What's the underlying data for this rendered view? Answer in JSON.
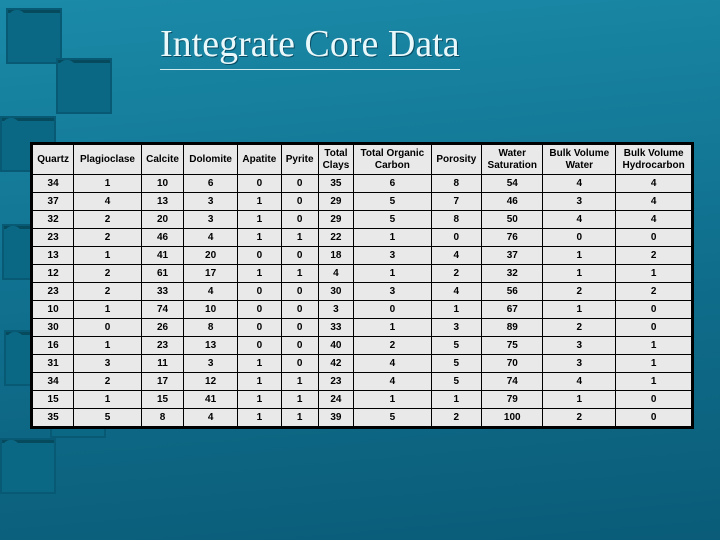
{
  "title": "Integrate Core Data",
  "chart_data": {
    "type": "table",
    "columns": [
      "Quartz",
      "Plagioclase",
      "Calcite",
      "Dolomite",
      "Apatite",
      "Pyrite",
      "Total Clays",
      "Total Organic Carbon",
      "Porosity",
      "Water Saturation",
      "Bulk Volume Water",
      "Bulk Volume Hydrocarbon"
    ],
    "header_lines": [
      [
        "Quartz"
      ],
      [
        "Plagioclase"
      ],
      [
        "Calcite"
      ],
      [
        "Dolomite"
      ],
      [
        "Apatite"
      ],
      [
        "Pyrite"
      ],
      [
        "Total",
        "Clays"
      ],
      [
        "Total Organic",
        "Carbon"
      ],
      [
        "Porosity"
      ],
      [
        "Water",
        "Saturation"
      ],
      [
        "Bulk Volume",
        "Water"
      ],
      [
        "Bulk Volume",
        "Hydrocarbon"
      ]
    ],
    "rows": [
      [
        34,
        1,
        10,
        6,
        0,
        0,
        35,
        6,
        8,
        54,
        4,
        4
      ],
      [
        37,
        4,
        13,
        3,
        1,
        0,
        29,
        5,
        7,
        46,
        3,
        4
      ],
      [
        32,
        2,
        20,
        3,
        1,
        0,
        29,
        5,
        8,
        50,
        4,
        4
      ],
      [
        23,
        2,
        46,
        4,
        1,
        1,
        22,
        1,
        0,
        76,
        0,
        0
      ],
      [
        13,
        1,
        41,
        20,
        0,
        0,
        18,
        3,
        4,
        37,
        1,
        2
      ],
      [
        12,
        2,
        61,
        17,
        1,
        1,
        4,
        1,
        2,
        32,
        1,
        1
      ],
      [
        23,
        2,
        33,
        4,
        0,
        0,
        30,
        3,
        4,
        56,
        2,
        2
      ],
      [
        10,
        1,
        74,
        10,
        0,
        0,
        3,
        0,
        1,
        67,
        1,
        0
      ],
      [
        30,
        0,
        26,
        8,
        0,
        0,
        33,
        1,
        3,
        89,
        2,
        0
      ],
      [
        16,
        1,
        23,
        13,
        0,
        0,
        40,
        2,
        5,
        75,
        3,
        1
      ],
      [
        31,
        3,
        11,
        3,
        1,
        0,
        42,
        4,
        5,
        70,
        3,
        1
      ],
      [
        34,
        2,
        17,
        12,
        1,
        1,
        23,
        4,
        5,
        74,
        4,
        1
      ],
      [
        15,
        1,
        15,
        41,
        1,
        1,
        24,
        1,
        1,
        79,
        1,
        0
      ],
      [
        35,
        5,
        8,
        4,
        1,
        1,
        39,
        5,
        2,
        100,
        2,
        0
      ]
    ]
  }
}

## Written request
Repeat the material above word for word and skip every image in it.

## Response
What's the underlying data for this rendered view? Answer in JSON.
{
  "title": "Integrate Core Data",
  "chart_data": {
    "type": "table",
    "columns": [
      "Quartz",
      "Plagioclase",
      "Calcite",
      "Dolomite",
      "Apatite",
      "Pyrite",
      "Total Clays",
      "Total Organic Carbon",
      "Porosity",
      "Water Saturation",
      "Bulk Volume Water",
      "Bulk Volume Hydrocarbon"
    ],
    "header_lines": [
      [
        "Quartz"
      ],
      [
        "Plagioclase"
      ],
      [
        "Calcite"
      ],
      [
        "Dolomite"
      ],
      [
        "Apatite"
      ],
      [
        "Pyrite"
      ],
      [
        "Total",
        "Clays"
      ],
      [
        "Total Organic",
        "Carbon"
      ],
      [
        "Porosity"
      ],
      [
        "Water",
        "Saturation"
      ],
      [
        "Bulk Volume",
        "Water"
      ],
      [
        "Bulk Volume",
        "Hydrocarbon"
      ]
    ],
    "rows": [
      [
        34,
        1,
        10,
        6,
        0,
        0,
        35,
        6,
        8,
        54,
        4,
        4
      ],
      [
        37,
        4,
        13,
        3,
        1,
        0,
        29,
        5,
        7,
        46,
        3,
        4
      ],
      [
        32,
        2,
        20,
        3,
        1,
        0,
        29,
        5,
        8,
        50,
        4,
        4
      ],
      [
        23,
        2,
        46,
        4,
        1,
        1,
        22,
        1,
        0,
        76,
        0,
        0
      ],
      [
        13,
        1,
        41,
        20,
        0,
        0,
        18,
        3,
        4,
        37,
        1,
        2
      ],
      [
        12,
        2,
        61,
        17,
        1,
        1,
        4,
        1,
        2,
        32,
        1,
        1
      ],
      [
        23,
        2,
        33,
        4,
        0,
        0,
        30,
        3,
        4,
        56,
        2,
        2
      ],
      [
        10,
        1,
        74,
        10,
        0,
        0,
        3,
        0,
        1,
        67,
        1,
        0
      ],
      [
        30,
        0,
        26,
        8,
        0,
        0,
        33,
        1,
        3,
        89,
        2,
        0
      ],
      [
        16,
        1,
        23,
        13,
        0,
        0,
        40,
        2,
        5,
        75,
        3,
        1
      ],
      [
        31,
        3,
        11,
        3,
        1,
        0,
        42,
        4,
        5,
        70,
        3,
        1
      ],
      [
        34,
        2,
        17,
        12,
        1,
        1,
        23,
        4,
        5,
        74,
        4,
        1
      ],
      [
        15,
        1,
        15,
        41,
        1,
        1,
        24,
        1,
        1,
        79,
        1,
        0
      ],
      [
        35,
        5,
        8,
        4,
        1,
        1,
        39,
        5,
        2,
        100,
        2,
        0
      ]
    ]
  }
}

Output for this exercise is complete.